Goal — Reproduce the data in its entirety, exactly as supplied.

Recorded information —
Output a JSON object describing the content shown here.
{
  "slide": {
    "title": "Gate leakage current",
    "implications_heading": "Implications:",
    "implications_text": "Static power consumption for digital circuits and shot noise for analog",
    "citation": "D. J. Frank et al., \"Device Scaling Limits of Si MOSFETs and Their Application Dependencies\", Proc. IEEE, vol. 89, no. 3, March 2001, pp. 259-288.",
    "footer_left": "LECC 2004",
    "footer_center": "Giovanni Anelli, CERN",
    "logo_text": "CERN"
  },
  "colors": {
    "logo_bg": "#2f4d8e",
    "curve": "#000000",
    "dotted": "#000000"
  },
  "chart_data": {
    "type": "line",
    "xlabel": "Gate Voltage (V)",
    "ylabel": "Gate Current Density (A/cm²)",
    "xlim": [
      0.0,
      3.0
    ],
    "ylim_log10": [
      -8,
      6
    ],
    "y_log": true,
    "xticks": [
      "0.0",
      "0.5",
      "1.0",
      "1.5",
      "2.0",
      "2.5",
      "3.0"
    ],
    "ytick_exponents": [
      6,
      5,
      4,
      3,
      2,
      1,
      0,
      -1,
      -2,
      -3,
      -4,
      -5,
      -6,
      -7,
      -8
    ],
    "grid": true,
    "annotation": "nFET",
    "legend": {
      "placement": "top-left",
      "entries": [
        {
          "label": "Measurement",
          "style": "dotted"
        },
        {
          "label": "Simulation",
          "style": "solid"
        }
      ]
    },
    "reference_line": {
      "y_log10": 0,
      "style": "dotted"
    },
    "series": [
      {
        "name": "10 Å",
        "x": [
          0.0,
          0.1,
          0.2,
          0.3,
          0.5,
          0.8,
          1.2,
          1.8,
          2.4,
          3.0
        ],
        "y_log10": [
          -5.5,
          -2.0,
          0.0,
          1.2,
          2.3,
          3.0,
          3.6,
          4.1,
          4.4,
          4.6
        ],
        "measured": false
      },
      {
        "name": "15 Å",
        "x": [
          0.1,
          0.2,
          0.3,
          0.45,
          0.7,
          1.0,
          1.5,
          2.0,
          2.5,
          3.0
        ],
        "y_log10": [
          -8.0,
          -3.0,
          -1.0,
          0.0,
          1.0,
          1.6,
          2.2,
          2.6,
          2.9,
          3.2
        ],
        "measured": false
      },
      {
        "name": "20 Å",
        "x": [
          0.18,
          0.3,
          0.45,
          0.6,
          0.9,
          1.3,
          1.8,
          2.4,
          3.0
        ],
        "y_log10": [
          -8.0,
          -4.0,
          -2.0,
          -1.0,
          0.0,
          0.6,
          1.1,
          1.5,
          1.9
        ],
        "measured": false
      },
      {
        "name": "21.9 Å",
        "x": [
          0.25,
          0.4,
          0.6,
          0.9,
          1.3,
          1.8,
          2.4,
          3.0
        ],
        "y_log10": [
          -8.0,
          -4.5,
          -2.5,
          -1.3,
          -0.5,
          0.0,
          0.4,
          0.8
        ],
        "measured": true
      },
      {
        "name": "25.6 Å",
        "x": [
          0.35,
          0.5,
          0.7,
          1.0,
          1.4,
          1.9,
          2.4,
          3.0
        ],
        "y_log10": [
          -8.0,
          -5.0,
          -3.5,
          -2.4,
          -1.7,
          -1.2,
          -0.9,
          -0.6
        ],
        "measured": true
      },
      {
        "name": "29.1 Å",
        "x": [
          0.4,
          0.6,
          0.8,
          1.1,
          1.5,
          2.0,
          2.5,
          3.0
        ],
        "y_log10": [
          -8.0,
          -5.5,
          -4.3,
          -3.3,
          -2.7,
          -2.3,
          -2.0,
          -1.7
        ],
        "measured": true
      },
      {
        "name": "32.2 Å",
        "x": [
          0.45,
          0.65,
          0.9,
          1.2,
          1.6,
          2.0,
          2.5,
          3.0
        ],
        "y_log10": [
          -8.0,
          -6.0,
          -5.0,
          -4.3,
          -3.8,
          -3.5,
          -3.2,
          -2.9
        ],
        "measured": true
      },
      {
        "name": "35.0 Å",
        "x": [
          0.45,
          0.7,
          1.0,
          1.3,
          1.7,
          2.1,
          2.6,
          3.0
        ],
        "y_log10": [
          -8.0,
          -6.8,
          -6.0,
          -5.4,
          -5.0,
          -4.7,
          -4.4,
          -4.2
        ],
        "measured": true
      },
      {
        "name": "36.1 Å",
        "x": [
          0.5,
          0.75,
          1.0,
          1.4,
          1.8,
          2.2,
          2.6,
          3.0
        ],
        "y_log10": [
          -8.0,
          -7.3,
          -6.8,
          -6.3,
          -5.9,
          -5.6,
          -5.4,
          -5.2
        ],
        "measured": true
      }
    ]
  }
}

Solution —
Output a JSON object describing the content shown here.
{
  "slide": {
    "title": "Gate leakage current",
    "implications_heading": "Implications:",
    "implications_text": "Static power consumption for digital circuits and shot noise for analog",
    "citation": "D. J. Frank et al., \"Device Scaling Limits of Si MOSFETs and Their Application Dependencies\", Proc. IEEE, vol. 89, no. 3, March 2001, pp. 259-288.",
    "footer_left": "LECC 2004",
    "footer_center": "Giovanni Anelli, CERN",
    "logo_text": "CERN"
  },
  "colors": {
    "logo_bg": "#2f4d8e",
    "curve": "#000000",
    "dotted": "#000000"
  },
  "chart_data": {
    "type": "line",
    "xlabel": "Gate Voltage (V)",
    "ylabel": "Gate Current Density (A/cm²)",
    "xlim": [
      0.0,
      3.0
    ],
    "ylim_log10": [
      -8,
      6
    ],
    "y_log": true,
    "xticks": [
      "0.0",
      "0.5",
      "1.0",
      "1.5",
      "2.0",
      "2.5",
      "3.0"
    ],
    "ytick_exponents": [
      6,
      5,
      4,
      3,
      2,
      1,
      0,
      -1,
      -2,
      -3,
      -4,
      -5,
      -6,
      -7,
      -8
    ],
    "grid": true,
    "annotation": "nFET",
    "legend": {
      "placement": "top-left",
      "entries": [
        {
          "label": "Measurement",
          "style": "dotted"
        },
        {
          "label": "Simulation",
          "style": "solid"
        }
      ]
    },
    "reference_line": {
      "y_log10": 0,
      "style": "dotted"
    },
    "series": [
      {
        "name": "10 Å",
        "x": [
          0.0,
          0.1,
          0.2,
          0.3,
          0.5,
          0.8,
          1.2,
          1.8,
          2.4,
          3.0
        ],
        "y_log10": [
          -5.5,
          -2.0,
          0.0,
          1.2,
          2.3,
          3.0,
          3.6,
          4.1,
          4.4,
          4.6
        ],
        "measured": false
      },
      {
        "name": "15 Å",
        "x": [
          0.1,
          0.2,
          0.3,
          0.45,
          0.7,
          1.0,
          1.5,
          2.0,
          2.5,
          3.0
        ],
        "y_log10": [
          -8.0,
          -3.0,
          -1.0,
          0.0,
          1.0,
          1.6,
          2.2,
          2.6,
          2.9,
          3.2
        ],
        "measured": false
      },
      {
        "name": "20 Å",
        "x": [
          0.18,
          0.3,
          0.45,
          0.6,
          0.9,
          1.3,
          1.8,
          2.4,
          3.0
        ],
        "y_log10": [
          -8.0,
          -4.0,
          -2.0,
          -1.0,
          0.0,
          0.6,
          1.1,
          1.5,
          1.9
        ],
        "measured": false
      },
      {
        "name": "21.9 Å",
        "x": [
          0.25,
          0.4,
          0.6,
          0.9,
          1.3,
          1.8,
          2.4,
          3.0
        ],
        "y_log10": [
          -8.0,
          -4.5,
          -2.5,
          -1.3,
          -0.5,
          0.0,
          0.4,
          0.8
        ],
        "measured": true
      },
      {
        "name": "25.6 Å",
        "x": [
          0.35,
          0.5,
          0.7,
          1.0,
          1.4,
          1.9,
          2.4,
          3.0
        ],
        "y_log10": [
          -8.0,
          -5.0,
          -3.5,
          -2.4,
          -1.7,
          -1.2,
          -0.9,
          -0.6
        ],
        "measured": true
      },
      {
        "name": "29.1 Å",
        "x": [
          0.4,
          0.6,
          0.8,
          1.1,
          1.5,
          2.0,
          2.5,
          3.0
        ],
        "y_log10": [
          -8.0,
          -5.5,
          -4.3,
          -3.3,
          -2.7,
          -2.3,
          -2.0,
          -1.7
        ],
        "measured": true
      },
      {
        "name": "32.2 Å",
        "x": [
          0.45,
          0.65,
          0.9,
          1.2,
          1.6,
          2.0,
          2.5,
          3.0
        ],
        "y_log10": [
          -8.0,
          -6.0,
          -5.0,
          -4.3,
          -3.8,
          -3.5,
          -3.2,
          -2.9
        ],
        "measured": true
      },
      {
        "name": "35.0 Å",
        "x": [
          0.45,
          0.7,
          1.0,
          1.3,
          1.7,
          2.1,
          2.6,
          3.0
        ],
        "y_log10": [
          -8.0,
          -6.8,
          -6.0,
          -5.4,
          -5.0,
          -4.7,
          -4.4,
          -4.2
        ],
        "measured": true
      },
      {
        "name": "36.1 Å",
        "x": [
          0.5,
          0.75,
          1.0,
          1.4,
          1.8,
          2.2,
          2.6,
          3.0
        ],
        "y_log10": [
          -8.0,
          -7.3,
          -6.8,
          -6.3,
          -5.9,
          -5.6,
          -5.4,
          -5.2
        ],
        "measured": true
      }
    ]
  }
}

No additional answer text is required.